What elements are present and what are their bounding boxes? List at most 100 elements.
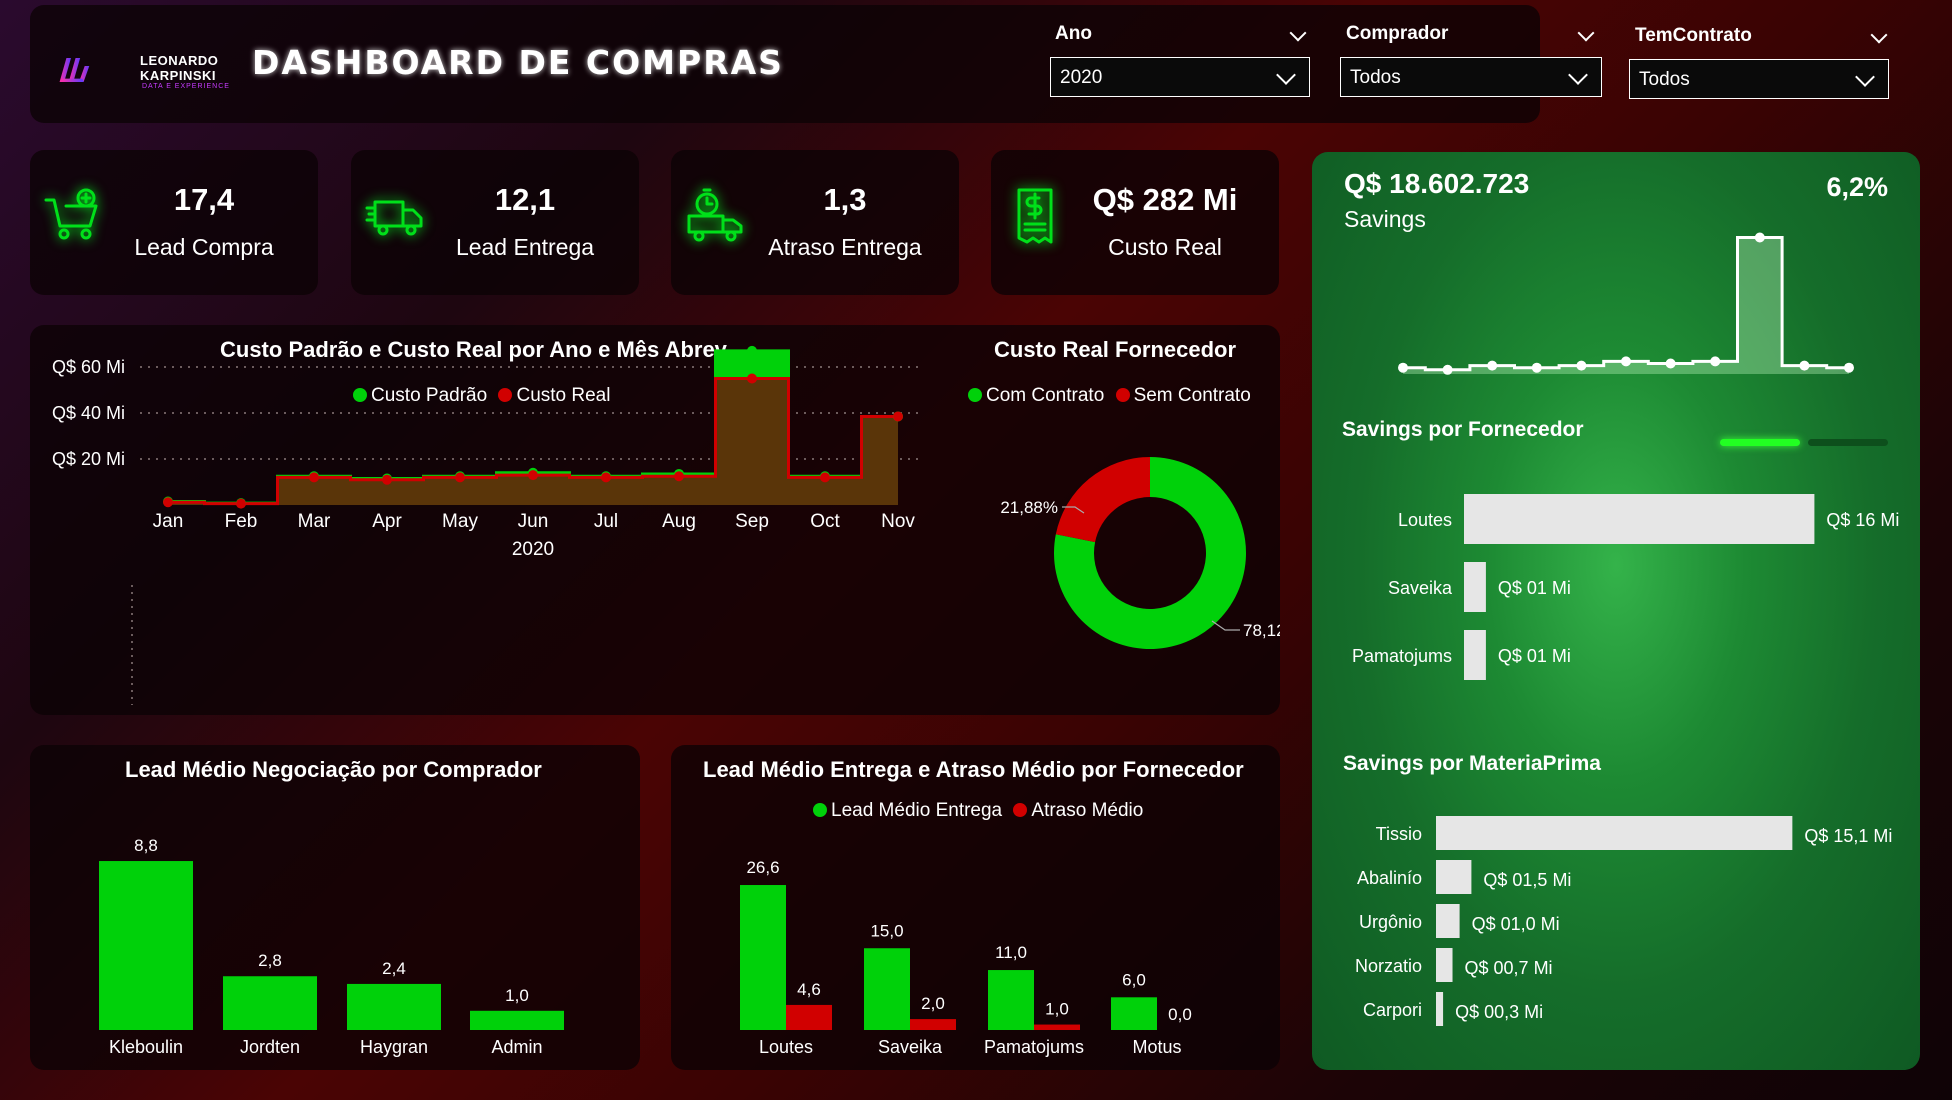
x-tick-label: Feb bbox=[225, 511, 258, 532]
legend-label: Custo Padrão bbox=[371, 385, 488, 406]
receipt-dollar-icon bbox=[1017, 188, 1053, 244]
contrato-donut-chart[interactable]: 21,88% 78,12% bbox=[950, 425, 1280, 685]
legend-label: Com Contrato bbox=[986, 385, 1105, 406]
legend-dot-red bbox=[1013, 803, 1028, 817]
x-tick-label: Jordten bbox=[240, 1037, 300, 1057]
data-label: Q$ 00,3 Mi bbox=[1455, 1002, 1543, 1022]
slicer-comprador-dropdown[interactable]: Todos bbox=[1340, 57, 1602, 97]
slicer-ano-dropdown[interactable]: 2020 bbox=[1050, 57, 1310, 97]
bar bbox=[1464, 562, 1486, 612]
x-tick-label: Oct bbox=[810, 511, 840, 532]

------------------------------------

#### [Aim of the task]
Rewrite the records above with each "x-tick-label" changed to "axis-label" and every other character kept the same. Omit the pictures.

#### [Task response]
What elements are present and what are their bounding boxes? List at most 100 elements.
axis-label: Feb bbox=[225, 511, 258, 532]
legend-label: Custo Padrão bbox=[371, 385, 488, 406]
receipt-dollar-icon bbox=[1017, 188, 1053, 244]
contrato-donut-chart[interactable]: 21,88% 78,12% bbox=[950, 425, 1280, 685]
legend-label: Com Contrato bbox=[986, 385, 1105, 406]
legend-dot-red bbox=[1013, 803, 1028, 817]
axis-label: Jordten bbox=[240, 1037, 300, 1057]
data-label: Q$ 00,3 Mi bbox=[1455, 1002, 1543, 1022]
slicer-comprador-dropdown[interactable]: Todos bbox=[1340, 57, 1602, 97]
slicer-ano-dropdown[interactable]: 2020 bbox=[1050, 57, 1310, 97]
bar bbox=[1464, 562, 1486, 612]
axis-label: Oct bbox=[810, 511, 840, 532]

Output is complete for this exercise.